■ **Work required**
Exclude the pictures; give every entry again exactly as written.

***

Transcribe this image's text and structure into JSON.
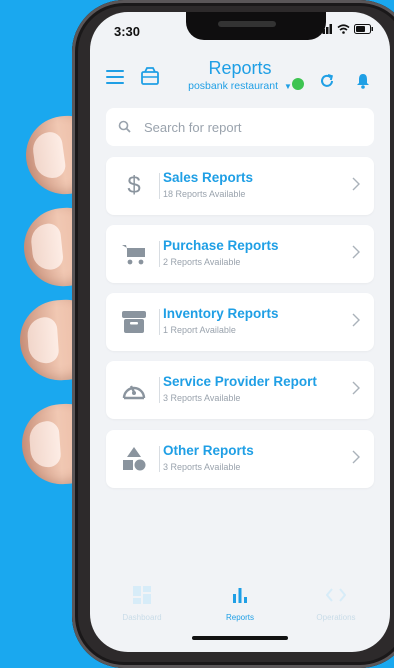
{
  "status": {
    "time": "3:30"
  },
  "header": {
    "title": "Reports",
    "subtitle": "posbank restaurant",
    "online_color": "#3ec451"
  },
  "search": {
    "placeholder": "Search for report"
  },
  "reports": [
    {
      "title": "Sales Reports",
      "subtitle": "18 Reports Available",
      "icon": "dollar-icon"
    },
    {
      "title": "Purchase Reports",
      "subtitle": "2 Reports Available",
      "icon": "cart-icon"
    },
    {
      "title": "Inventory Reports",
      "subtitle": "1 Report Available",
      "icon": "archive-box-icon"
    },
    {
      "title": "Service Provider Report",
      "subtitle": "3 Reports Available",
      "icon": "gauge-icon"
    },
    {
      "title": "Other Reports",
      "subtitle": "3 Reports Available",
      "icon": "shapes-icon"
    }
  ],
  "tabs": [
    {
      "label": "Dashboard",
      "icon": "grid-icon"
    },
    {
      "label": "Reports",
      "icon": "bar-chart-icon"
    },
    {
      "label": "Operations",
      "icon": "code-icon"
    }
  ],
  "colors": {
    "accent": "#1f9fe5",
    "background": "#1aa8ef",
    "muted": "#9aa3ad"
  }
}
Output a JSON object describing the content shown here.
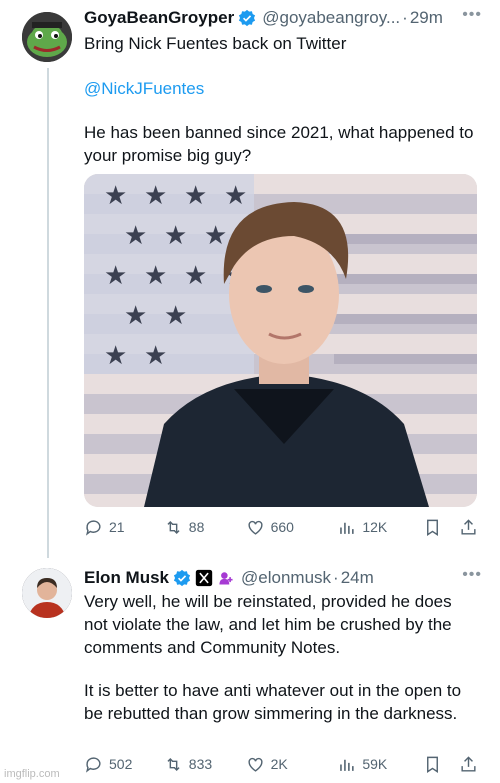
{
  "tweet1": {
    "name": "GoyaBeanGroyper",
    "handle": "@goyabeangroy...",
    "time": "29m",
    "text_line1": "Bring Nick Fuentes back on Twitter",
    "mention": "@NickJFuentes",
    "text_line2": "He has been banned since 2021, what happened to your promise big guy?",
    "stats": {
      "replies": "21",
      "reposts": "88",
      "likes": "660",
      "views": "12K"
    }
  },
  "tweet2": {
    "name": "Elon Musk",
    "handle": "@elonmusk",
    "time": "24m",
    "text_para1": "Very well, he will be reinstated, provided he does not violate the law, and let him be crushed by the comments and Community Notes.",
    "text_para2": "It is better to have anti whatever out in the open to be rebutted than grow simmering in the darkness.",
    "stats": {
      "replies": "502",
      "reposts": "833",
      "likes": "2K",
      "views": "59K"
    }
  },
  "watermark": "imgflip.com",
  "colors": {
    "accent": "#1d9bf0",
    "muted": "#536471",
    "line": "#cfd9de"
  }
}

***

■ **Finished exercise**
Transcribe this image's text and structure into JSON.
{
  "status": {
    "time": "3:30"
  },
  "header": {
    "title": "Reports",
    "subtitle": "posbank restaurant",
    "online_color": "#3ec451"
  },
  "search": {
    "placeholder": "Search for report"
  },
  "reports": [
    {
      "title": "Sales Reports",
      "subtitle": "18 Reports Available",
      "icon": "dollar-icon"
    },
    {
      "title": "Purchase Reports",
      "subtitle": "2 Reports Available",
      "icon": "cart-icon"
    },
    {
      "title": "Inventory Reports",
      "subtitle": "1 Report Available",
      "icon": "archive-box-icon"
    },
    {
      "title": "Service Provider Report",
      "subtitle": "3 Reports Available",
      "icon": "gauge-icon"
    },
    {
      "title": "Other Reports",
      "subtitle": "3 Reports Available",
      "icon": "shapes-icon"
    }
  ],
  "tabs": [
    {
      "label": "Dashboard",
      "icon": "grid-icon"
    },
    {
      "label": "Reports",
      "icon": "bar-chart-icon"
    },
    {
      "label": "Operations",
      "icon": "code-icon"
    }
  ],
  "colors": {
    "accent": "#1f9fe5",
    "background": "#1aa8ef",
    "muted": "#9aa3ad"
  }
}
Output a JSON object describing the content shown here.
{
  "tweet1": {
    "name": "GoyaBeanGroyper",
    "handle": "@goyabeangroy...",
    "time": "29m",
    "text_line1": "Bring Nick Fuentes back on Twitter",
    "mention": "@NickJFuentes",
    "text_line2": "He has been banned since 2021, what happened to your promise big guy?",
    "stats": {
      "replies": "21",
      "reposts": "88",
      "likes": "660",
      "views": "12K"
    }
  },
  "tweet2": {
    "name": "Elon Musk",
    "handle": "@elonmusk",
    "time": "24m",
    "text_para1": "Very well, he will be reinstated, provided he does not violate the law, and let him be crushed by the comments and Community Notes.",
    "text_para2": "It is better to have anti whatever out in the open to be rebutted than grow simmering in the darkness.",
    "stats": {
      "replies": "502",
      "reposts": "833",
      "likes": "2K",
      "views": "59K"
    }
  },
  "watermark": "imgflip.com",
  "colors": {
    "accent": "#1d9bf0",
    "muted": "#536471",
    "line": "#cfd9de"
  }
}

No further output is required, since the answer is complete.